TASK GOAL: Using the material that follows, identify and copy each line with the string "will".

** START MATERIAL SUPPLIED **

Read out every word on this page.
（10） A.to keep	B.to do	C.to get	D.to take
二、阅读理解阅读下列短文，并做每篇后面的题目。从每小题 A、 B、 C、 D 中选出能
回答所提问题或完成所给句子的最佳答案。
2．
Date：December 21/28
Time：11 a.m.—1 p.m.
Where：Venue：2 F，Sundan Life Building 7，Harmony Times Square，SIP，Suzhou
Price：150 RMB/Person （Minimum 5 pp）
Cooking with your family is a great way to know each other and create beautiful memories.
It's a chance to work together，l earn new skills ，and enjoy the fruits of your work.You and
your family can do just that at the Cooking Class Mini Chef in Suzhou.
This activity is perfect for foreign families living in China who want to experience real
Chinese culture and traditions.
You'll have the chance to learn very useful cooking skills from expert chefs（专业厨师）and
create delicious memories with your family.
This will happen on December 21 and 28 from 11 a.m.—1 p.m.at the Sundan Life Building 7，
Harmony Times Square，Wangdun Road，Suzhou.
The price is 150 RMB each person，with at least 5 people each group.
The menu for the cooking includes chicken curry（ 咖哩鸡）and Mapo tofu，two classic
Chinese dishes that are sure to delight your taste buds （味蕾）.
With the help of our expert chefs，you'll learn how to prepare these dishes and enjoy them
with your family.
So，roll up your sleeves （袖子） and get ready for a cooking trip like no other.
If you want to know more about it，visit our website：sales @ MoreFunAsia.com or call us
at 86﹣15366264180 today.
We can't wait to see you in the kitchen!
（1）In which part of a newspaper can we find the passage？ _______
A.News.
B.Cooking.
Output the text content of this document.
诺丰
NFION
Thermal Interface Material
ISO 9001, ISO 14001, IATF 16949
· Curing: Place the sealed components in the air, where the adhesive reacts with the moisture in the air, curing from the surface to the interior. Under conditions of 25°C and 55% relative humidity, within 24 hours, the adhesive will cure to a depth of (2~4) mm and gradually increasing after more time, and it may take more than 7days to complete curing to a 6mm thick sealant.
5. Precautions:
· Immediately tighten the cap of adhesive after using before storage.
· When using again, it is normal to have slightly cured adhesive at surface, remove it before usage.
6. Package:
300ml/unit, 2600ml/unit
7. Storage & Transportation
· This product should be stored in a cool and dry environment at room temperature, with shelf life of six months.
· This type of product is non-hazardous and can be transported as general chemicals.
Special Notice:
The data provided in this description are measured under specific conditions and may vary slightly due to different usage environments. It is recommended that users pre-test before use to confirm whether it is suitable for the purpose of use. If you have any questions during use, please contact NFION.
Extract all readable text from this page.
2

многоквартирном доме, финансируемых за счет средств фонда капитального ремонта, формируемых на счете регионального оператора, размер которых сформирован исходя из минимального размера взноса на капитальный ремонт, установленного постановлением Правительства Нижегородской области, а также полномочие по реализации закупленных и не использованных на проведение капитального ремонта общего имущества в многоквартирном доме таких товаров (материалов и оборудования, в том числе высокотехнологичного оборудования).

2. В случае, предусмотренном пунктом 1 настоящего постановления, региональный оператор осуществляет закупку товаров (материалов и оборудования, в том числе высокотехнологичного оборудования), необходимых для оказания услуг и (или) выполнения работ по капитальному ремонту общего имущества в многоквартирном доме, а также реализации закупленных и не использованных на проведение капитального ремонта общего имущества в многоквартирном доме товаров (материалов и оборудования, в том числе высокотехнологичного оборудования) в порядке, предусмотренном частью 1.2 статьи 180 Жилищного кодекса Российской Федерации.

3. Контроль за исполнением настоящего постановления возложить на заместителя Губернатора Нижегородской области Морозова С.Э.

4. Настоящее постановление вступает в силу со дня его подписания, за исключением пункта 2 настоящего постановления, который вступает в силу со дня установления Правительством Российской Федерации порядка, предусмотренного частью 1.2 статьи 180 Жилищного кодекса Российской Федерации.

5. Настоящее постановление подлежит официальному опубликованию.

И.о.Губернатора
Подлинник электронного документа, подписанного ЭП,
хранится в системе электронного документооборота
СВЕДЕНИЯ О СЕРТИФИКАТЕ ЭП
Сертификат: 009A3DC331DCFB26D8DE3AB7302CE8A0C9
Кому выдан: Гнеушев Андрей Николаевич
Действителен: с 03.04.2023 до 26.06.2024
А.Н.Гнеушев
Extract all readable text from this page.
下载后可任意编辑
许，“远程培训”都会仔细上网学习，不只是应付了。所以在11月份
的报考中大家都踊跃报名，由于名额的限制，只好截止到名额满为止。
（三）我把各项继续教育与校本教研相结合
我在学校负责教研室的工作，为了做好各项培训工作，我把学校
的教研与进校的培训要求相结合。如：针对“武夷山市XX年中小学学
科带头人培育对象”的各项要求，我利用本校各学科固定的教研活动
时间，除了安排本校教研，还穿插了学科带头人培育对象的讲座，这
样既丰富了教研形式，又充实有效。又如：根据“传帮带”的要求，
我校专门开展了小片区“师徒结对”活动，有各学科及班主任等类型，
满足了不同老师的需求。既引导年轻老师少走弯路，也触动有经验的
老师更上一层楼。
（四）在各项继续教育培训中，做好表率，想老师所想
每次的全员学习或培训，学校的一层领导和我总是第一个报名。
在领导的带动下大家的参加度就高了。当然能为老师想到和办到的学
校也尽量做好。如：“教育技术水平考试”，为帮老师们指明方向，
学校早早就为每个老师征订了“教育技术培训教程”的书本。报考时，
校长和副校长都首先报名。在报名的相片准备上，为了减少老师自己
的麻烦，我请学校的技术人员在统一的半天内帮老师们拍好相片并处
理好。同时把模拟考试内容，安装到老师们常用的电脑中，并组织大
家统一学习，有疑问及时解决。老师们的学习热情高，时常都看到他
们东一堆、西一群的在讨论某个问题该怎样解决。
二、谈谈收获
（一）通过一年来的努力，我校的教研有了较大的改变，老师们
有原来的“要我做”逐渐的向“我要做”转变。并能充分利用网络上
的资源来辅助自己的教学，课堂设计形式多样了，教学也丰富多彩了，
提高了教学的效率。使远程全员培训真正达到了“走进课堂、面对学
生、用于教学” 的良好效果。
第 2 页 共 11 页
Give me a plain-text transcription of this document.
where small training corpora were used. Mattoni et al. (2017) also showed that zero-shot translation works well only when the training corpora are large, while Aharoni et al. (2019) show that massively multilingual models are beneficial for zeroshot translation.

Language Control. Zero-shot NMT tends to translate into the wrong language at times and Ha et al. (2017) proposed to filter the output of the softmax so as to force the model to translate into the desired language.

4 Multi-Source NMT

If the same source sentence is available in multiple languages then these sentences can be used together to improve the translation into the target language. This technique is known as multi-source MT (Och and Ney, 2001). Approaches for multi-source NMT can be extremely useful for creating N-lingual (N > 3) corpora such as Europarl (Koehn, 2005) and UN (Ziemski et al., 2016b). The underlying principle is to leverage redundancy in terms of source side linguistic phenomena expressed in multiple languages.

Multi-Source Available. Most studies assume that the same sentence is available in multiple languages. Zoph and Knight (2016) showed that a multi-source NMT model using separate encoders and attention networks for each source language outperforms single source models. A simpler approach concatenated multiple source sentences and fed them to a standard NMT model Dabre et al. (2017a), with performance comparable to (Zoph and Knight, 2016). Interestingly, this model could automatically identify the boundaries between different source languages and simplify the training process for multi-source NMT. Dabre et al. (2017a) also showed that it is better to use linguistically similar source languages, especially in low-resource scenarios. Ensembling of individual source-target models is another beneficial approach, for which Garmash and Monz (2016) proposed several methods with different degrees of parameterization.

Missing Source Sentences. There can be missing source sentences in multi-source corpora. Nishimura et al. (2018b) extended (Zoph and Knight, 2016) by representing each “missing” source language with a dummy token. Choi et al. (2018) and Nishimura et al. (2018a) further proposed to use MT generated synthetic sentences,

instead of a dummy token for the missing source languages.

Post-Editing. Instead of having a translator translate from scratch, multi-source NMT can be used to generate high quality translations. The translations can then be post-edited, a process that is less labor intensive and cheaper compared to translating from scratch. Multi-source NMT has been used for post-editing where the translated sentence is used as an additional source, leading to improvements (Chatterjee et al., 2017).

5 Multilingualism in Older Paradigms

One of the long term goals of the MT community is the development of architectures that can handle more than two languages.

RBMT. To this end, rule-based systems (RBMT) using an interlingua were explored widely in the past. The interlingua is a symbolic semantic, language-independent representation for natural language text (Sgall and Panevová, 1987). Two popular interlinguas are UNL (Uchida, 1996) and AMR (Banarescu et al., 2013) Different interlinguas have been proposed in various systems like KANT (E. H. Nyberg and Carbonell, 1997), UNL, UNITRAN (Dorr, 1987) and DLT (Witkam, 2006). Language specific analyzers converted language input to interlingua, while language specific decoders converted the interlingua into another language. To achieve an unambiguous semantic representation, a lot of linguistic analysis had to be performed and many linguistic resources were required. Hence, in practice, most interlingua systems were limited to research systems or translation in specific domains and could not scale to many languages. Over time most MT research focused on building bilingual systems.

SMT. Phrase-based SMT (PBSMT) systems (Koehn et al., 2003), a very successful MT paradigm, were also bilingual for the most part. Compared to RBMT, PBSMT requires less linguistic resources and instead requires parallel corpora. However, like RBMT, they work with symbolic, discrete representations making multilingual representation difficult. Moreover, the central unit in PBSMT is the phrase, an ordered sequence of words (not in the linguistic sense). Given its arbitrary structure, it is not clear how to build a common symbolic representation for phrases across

** END MATERIAL SUPPLIED **

EXERCISE RESPONSE:
This will happen on December 21 and 28 from 11 a.m.—1 p.m.at the Sundan Life Building 7，
· Curing: Place the sealed components in the air, where the adhesive reacts with the moisture in the air, curing from the surface to the interior. Under conditions of 25°C and 55% relative humidity, within 24 hours, the adhesive will cure to a depth of (2~4) mm and gradually increasing after more time, and it may take more than 7days to complete curing to a 6mm thick sealant.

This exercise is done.